• **Job**:
From the listing, collect all lines containing the word "mạng".

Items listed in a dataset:
=-=-=
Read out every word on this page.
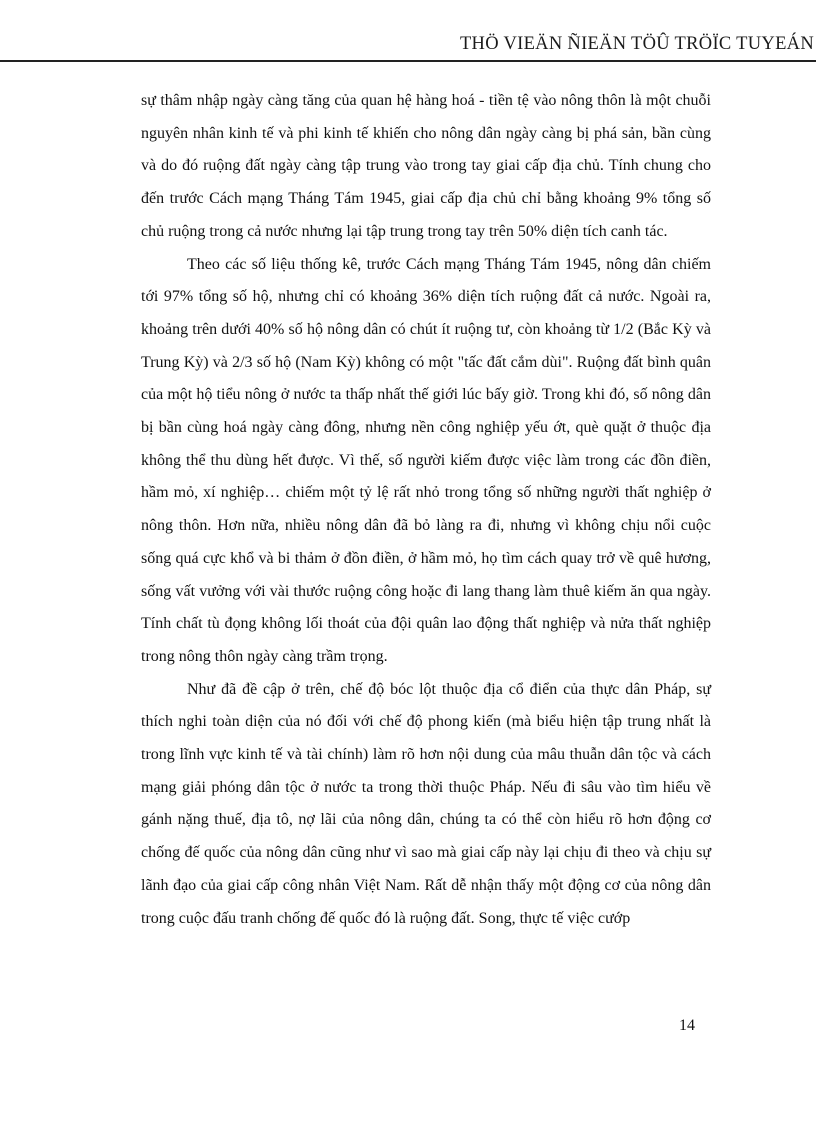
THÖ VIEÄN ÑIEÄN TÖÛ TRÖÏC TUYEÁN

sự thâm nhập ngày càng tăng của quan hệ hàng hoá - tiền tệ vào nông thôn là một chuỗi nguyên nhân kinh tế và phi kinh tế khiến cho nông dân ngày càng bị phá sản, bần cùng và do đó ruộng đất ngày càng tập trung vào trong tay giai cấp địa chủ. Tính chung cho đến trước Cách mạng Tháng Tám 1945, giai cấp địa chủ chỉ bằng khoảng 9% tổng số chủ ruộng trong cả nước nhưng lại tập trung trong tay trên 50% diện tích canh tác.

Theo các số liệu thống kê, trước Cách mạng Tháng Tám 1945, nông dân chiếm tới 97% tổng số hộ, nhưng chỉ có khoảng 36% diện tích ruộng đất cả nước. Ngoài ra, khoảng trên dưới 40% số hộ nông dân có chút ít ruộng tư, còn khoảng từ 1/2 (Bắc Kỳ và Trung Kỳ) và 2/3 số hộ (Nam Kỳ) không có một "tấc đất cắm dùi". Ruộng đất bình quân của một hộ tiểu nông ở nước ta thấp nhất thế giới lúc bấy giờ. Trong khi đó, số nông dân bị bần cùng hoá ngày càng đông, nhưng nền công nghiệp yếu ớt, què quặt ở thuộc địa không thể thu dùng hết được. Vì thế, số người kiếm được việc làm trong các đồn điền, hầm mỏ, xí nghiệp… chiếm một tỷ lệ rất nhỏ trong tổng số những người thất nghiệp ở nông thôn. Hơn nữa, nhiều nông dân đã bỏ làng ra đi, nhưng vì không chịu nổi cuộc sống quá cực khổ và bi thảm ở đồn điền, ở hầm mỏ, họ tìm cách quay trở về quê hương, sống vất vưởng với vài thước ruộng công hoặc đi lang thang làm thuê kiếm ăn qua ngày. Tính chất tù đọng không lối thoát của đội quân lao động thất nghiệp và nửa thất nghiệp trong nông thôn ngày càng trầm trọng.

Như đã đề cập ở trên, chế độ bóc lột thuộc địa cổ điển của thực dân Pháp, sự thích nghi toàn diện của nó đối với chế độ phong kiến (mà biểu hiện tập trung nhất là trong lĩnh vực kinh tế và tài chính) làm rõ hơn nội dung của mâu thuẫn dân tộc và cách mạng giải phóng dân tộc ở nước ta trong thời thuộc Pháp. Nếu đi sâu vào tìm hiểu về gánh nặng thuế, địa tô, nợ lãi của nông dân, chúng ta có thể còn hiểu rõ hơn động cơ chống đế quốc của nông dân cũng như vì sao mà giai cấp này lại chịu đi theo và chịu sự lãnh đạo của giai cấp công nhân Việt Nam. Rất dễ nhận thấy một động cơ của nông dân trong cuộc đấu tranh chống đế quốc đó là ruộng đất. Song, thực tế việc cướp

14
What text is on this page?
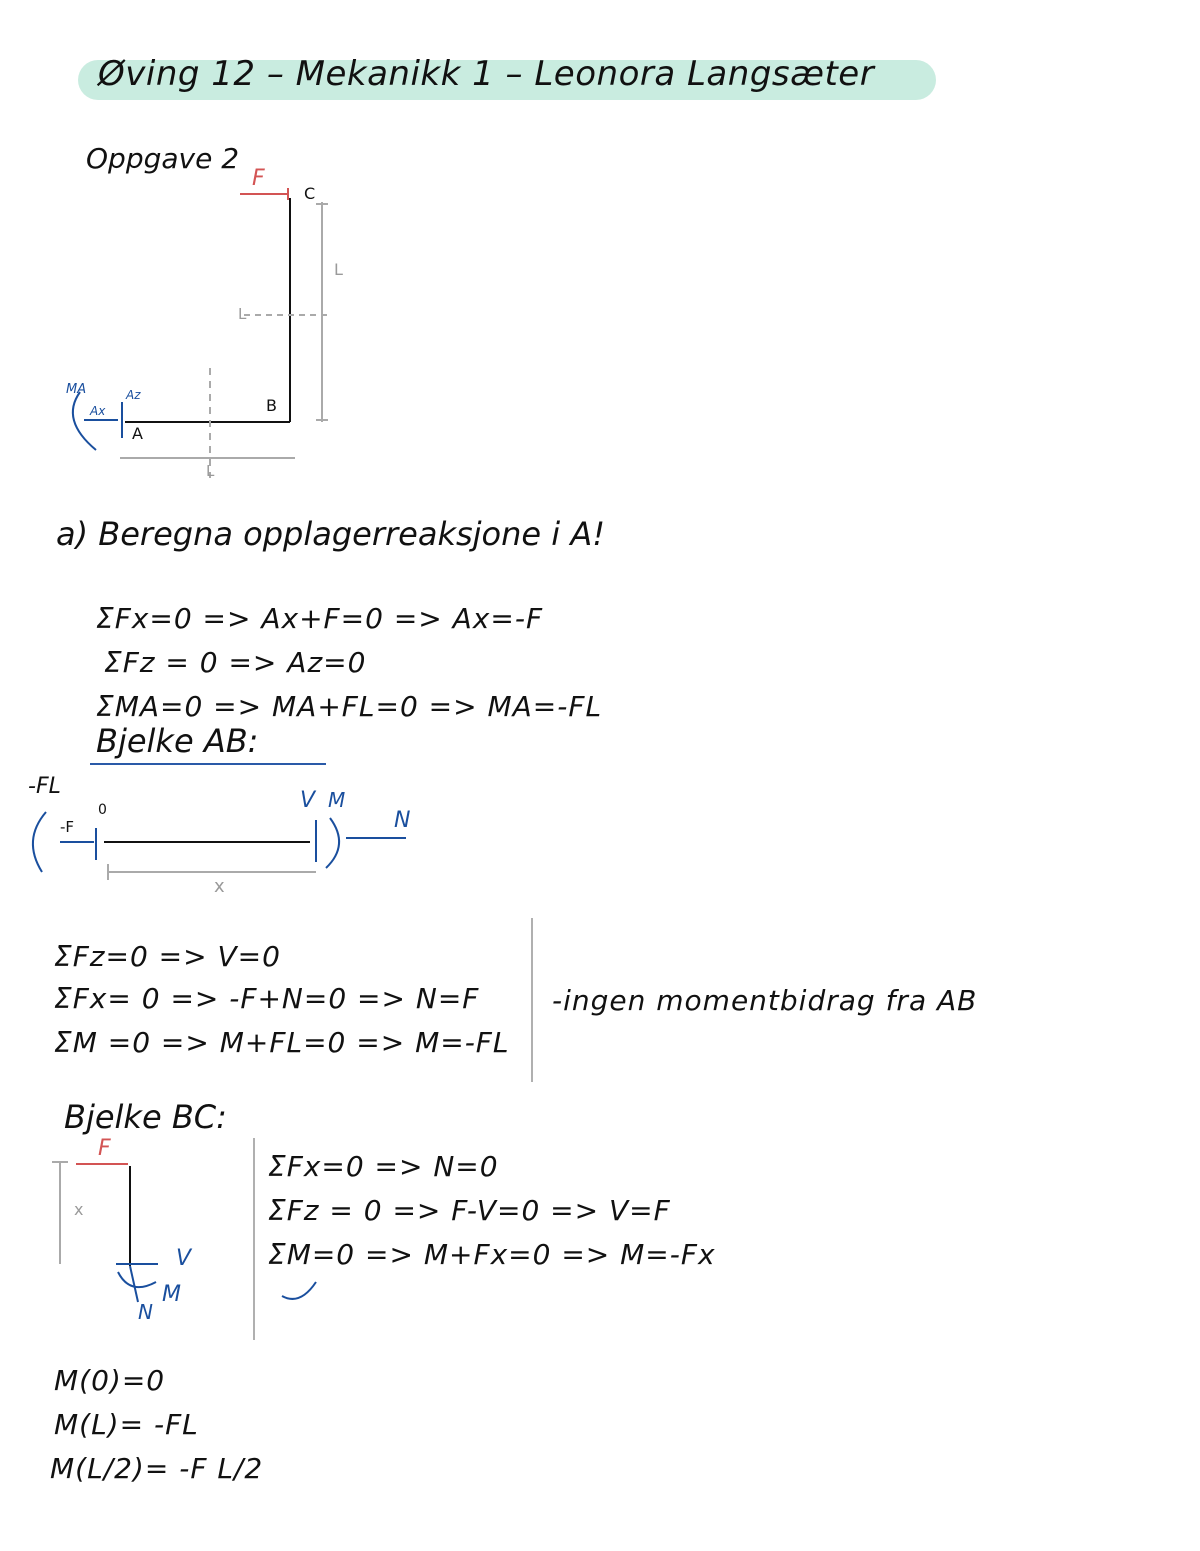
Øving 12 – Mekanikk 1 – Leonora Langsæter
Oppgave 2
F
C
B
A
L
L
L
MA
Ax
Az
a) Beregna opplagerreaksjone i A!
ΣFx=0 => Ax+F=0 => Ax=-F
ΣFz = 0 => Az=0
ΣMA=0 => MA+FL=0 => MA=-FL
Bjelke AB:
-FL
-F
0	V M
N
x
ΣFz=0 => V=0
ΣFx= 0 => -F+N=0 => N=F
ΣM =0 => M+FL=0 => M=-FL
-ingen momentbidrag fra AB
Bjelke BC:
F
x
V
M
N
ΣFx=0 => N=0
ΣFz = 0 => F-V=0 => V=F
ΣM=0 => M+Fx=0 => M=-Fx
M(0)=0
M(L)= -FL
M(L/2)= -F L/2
=-=-=
• **Solved exercise**:
sự thâm nhập ngày càng tăng của quan hệ hàng hoá - tiền tệ vào nông thôn là một chuỗi nguyên nhân kinh tế và phi kinh tế khiến cho nông dân ngày càng bị phá sản, bần cùng và do đó ruộng đất ngày càng tập trung vào trong tay giai cấp địa chủ. Tính chung cho đến trước Cách mạng Tháng Tám 1945, giai cấp địa chủ chỉ bằng khoảng 9% tổng số chủ ruộng trong cả nước nhưng lại tập trung trong tay trên 50% diện tích canh tác.
Theo các số liệu thống kê, trước Cách mạng Tháng Tám 1945, nông dân chiếm tới 97% tổng số hộ, nhưng chỉ có khoảng 36% diện tích ruộng đất cả nước. Ngoài ra, khoảng trên dưới 40% số hộ nông dân có chút ít ruộng tư, còn khoảng từ 1/2 (Bắc Kỳ và Trung Kỳ) và 2/3 số hộ (Nam Kỳ) không có một "tấc đất cắm dùi". Ruộng đất bình quân của một hộ tiểu nông ở nước ta thấp nhất thế giới lúc bấy giờ. Trong khi đó, số nông dân bị bần cùng hoá ngày càng đông, nhưng nền công nghiệp yếu ớt, què quặt ở thuộc địa không thể thu dùng hết được. Vì thế, số người kiếm được việc làm trong các đồn điền, hầm mỏ, xí nghiệp… chiếm một tỷ lệ rất nhỏ trong tổng số những người thất nghiệp ở nông thôn. Hơn nữa, nhiều nông dân đã bỏ làng ra đi, nhưng vì không chịu nổi cuộc sống quá cực khổ và bi thảm ở đồn điền, ở hầm mỏ, họ tìm cách quay trở về quê hương, sống vất vưởng với vài thước ruộng công hoặc đi lang thang làm thuê kiếm ăn qua ngày. Tính chất tù đọng không lối thoát của đội quân lao động thất nghiệp và nửa thất nghiệp trong nông thôn ngày càng trầm trọng.
Như đã đề cập ở trên, chế độ bóc lột thuộc địa cổ điển của thực dân Pháp, sự thích nghi toàn diện của nó đối với chế độ phong kiến (mà biểu hiện tập trung nhất là trong lĩnh vực kinh tế và tài chính) làm rõ hơn nội dung của mâu thuẫn dân tộc và cách mạng giải phóng dân tộc ở nước ta trong thời thuộc Pháp. Nếu đi sâu vào tìm hiểu về gánh nặng thuế, địa tô, nợ lãi của nông dân, chúng ta có thể còn hiểu rõ hơn động cơ chống đế quốc của nông dân cũng như vì sao mà giai cấp này lại chịu đi theo và chịu sự lãnh đạo của giai cấp công nhân Việt Nam. Rất dễ nhận thấy một động cơ của nông dân trong cuộc đấu tranh chống đế quốc đó là ruộng đất. Song, thực tế việc cướp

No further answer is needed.